▶ [Exercise materials]:
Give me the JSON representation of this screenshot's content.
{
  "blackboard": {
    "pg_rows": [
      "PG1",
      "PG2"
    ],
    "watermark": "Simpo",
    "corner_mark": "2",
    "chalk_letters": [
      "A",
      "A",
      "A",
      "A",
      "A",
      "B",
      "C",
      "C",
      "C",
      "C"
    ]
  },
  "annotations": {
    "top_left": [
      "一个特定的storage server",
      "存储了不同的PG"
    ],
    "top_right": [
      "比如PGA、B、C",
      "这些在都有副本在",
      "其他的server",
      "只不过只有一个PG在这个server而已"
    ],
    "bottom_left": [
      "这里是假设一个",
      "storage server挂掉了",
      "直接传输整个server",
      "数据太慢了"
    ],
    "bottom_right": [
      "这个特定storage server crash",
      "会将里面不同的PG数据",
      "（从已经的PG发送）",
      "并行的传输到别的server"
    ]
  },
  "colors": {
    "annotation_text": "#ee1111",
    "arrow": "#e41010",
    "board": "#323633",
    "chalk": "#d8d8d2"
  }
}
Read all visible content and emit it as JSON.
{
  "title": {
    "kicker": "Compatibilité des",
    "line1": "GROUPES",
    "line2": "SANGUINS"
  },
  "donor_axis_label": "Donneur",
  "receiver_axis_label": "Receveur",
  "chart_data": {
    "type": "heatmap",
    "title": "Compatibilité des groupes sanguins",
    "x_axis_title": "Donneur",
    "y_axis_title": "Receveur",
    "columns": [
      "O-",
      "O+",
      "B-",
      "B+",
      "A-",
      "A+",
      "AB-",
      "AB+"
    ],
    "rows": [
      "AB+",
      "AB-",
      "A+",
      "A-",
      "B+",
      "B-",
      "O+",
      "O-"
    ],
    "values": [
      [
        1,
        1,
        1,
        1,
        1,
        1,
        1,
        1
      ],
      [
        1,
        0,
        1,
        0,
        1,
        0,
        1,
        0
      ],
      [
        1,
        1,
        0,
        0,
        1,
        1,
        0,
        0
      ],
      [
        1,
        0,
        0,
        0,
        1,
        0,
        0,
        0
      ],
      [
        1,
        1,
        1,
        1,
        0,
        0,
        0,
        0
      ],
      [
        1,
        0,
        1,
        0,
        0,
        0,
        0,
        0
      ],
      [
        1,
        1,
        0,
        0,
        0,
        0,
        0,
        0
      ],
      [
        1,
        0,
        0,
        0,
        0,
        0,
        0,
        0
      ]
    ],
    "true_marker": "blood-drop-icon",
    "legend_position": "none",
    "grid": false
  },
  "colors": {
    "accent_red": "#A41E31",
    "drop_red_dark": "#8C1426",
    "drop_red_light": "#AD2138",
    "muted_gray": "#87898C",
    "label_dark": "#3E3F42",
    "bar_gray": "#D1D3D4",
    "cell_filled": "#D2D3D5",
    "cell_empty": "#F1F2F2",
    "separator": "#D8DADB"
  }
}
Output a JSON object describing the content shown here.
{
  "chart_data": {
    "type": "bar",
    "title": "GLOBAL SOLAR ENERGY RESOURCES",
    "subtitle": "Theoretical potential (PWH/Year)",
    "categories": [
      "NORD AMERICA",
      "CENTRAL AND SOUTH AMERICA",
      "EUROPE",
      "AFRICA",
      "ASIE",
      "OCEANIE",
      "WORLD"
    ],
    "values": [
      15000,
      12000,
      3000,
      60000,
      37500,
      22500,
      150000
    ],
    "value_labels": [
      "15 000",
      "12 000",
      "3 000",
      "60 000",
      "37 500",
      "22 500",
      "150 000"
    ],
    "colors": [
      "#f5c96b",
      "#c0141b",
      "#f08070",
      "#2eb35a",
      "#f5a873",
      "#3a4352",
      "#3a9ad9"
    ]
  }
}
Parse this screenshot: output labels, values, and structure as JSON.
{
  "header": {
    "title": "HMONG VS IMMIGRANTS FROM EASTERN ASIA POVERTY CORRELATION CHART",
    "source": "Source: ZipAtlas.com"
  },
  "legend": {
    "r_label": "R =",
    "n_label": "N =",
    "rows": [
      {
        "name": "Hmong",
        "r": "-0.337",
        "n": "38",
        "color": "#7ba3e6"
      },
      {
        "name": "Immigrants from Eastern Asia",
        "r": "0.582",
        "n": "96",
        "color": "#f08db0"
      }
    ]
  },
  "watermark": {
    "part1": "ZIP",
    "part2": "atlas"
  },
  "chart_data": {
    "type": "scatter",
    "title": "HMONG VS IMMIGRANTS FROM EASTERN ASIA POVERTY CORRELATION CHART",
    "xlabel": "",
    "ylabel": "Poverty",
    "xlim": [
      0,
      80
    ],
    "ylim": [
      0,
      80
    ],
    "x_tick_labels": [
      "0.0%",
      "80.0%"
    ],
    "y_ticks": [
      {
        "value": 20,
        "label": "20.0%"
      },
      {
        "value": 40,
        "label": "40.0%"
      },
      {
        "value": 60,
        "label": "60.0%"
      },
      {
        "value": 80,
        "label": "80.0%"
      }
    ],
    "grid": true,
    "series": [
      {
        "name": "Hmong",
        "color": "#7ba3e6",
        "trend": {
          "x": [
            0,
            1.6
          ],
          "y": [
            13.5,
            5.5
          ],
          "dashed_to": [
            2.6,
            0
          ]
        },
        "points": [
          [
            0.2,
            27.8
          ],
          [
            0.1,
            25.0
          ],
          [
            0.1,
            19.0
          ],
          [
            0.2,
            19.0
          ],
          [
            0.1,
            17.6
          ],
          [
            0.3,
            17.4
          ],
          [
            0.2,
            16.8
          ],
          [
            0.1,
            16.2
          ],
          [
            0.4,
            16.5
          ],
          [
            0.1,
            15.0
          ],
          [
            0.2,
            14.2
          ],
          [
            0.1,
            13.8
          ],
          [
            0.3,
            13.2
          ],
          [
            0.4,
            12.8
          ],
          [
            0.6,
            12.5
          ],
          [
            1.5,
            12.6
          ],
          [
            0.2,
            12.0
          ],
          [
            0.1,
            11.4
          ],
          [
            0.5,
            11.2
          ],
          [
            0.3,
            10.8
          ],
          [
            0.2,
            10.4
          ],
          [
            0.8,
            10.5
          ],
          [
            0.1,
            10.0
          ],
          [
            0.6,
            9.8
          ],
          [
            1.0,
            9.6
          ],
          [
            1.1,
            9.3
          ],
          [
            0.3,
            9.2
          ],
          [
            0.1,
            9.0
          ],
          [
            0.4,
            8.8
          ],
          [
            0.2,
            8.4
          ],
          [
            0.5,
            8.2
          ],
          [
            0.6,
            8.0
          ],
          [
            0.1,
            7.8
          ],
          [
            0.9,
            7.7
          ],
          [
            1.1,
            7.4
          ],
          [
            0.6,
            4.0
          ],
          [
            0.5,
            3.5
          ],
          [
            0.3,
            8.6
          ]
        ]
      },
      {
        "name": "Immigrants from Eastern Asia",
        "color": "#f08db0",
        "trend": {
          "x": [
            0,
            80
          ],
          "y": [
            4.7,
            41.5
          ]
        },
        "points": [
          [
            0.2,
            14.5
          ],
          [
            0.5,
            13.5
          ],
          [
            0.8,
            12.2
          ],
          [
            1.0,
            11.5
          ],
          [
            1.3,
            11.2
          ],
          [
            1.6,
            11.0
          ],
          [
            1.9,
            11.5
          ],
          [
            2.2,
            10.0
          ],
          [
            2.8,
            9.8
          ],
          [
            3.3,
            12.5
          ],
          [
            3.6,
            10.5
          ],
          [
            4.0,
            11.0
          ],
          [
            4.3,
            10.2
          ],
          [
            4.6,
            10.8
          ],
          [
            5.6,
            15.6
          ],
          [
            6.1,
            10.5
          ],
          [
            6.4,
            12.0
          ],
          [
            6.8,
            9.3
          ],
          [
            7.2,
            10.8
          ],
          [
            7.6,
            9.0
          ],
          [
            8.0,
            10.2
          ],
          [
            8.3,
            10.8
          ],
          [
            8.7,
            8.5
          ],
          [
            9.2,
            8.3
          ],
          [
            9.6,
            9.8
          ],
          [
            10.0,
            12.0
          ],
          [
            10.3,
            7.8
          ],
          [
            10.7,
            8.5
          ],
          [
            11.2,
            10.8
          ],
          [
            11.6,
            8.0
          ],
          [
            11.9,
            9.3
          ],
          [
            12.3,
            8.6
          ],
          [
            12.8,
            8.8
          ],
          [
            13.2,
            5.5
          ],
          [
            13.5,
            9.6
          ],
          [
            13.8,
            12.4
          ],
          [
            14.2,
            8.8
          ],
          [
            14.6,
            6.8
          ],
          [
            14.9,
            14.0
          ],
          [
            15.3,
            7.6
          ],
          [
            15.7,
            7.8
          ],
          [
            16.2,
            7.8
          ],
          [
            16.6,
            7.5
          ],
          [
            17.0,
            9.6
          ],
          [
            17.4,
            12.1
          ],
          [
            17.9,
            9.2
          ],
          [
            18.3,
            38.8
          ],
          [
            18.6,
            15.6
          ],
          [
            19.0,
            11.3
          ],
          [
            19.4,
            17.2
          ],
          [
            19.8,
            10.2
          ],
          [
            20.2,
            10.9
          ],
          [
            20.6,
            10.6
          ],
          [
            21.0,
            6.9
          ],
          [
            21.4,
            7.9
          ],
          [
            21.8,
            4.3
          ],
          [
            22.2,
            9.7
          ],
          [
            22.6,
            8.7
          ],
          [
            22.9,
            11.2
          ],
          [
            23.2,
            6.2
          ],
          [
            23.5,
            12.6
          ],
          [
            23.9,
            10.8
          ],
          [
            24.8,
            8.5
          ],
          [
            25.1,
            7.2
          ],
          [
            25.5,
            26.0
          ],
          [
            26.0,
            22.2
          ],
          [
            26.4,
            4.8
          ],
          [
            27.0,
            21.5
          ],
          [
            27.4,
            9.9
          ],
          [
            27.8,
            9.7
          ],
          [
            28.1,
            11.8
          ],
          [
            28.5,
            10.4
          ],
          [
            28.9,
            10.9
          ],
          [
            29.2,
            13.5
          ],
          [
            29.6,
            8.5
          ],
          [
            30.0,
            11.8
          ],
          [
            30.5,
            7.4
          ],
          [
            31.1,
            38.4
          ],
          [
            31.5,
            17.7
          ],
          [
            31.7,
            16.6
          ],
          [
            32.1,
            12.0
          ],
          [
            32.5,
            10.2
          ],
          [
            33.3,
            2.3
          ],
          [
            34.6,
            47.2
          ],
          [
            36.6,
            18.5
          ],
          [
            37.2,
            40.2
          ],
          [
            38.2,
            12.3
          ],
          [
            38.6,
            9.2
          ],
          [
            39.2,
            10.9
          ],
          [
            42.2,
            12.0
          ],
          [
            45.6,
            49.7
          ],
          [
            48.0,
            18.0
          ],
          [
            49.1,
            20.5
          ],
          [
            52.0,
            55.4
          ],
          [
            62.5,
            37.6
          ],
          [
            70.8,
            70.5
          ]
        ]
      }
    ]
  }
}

▶ [What is expected]: From the entries above, copy out every line where the string "screenshot" appears.

▶ [Response for this exercise]:
Give me the JSON representation of this screenshot's content.
Parse this screenshot: output labels, values, and structure as JSON.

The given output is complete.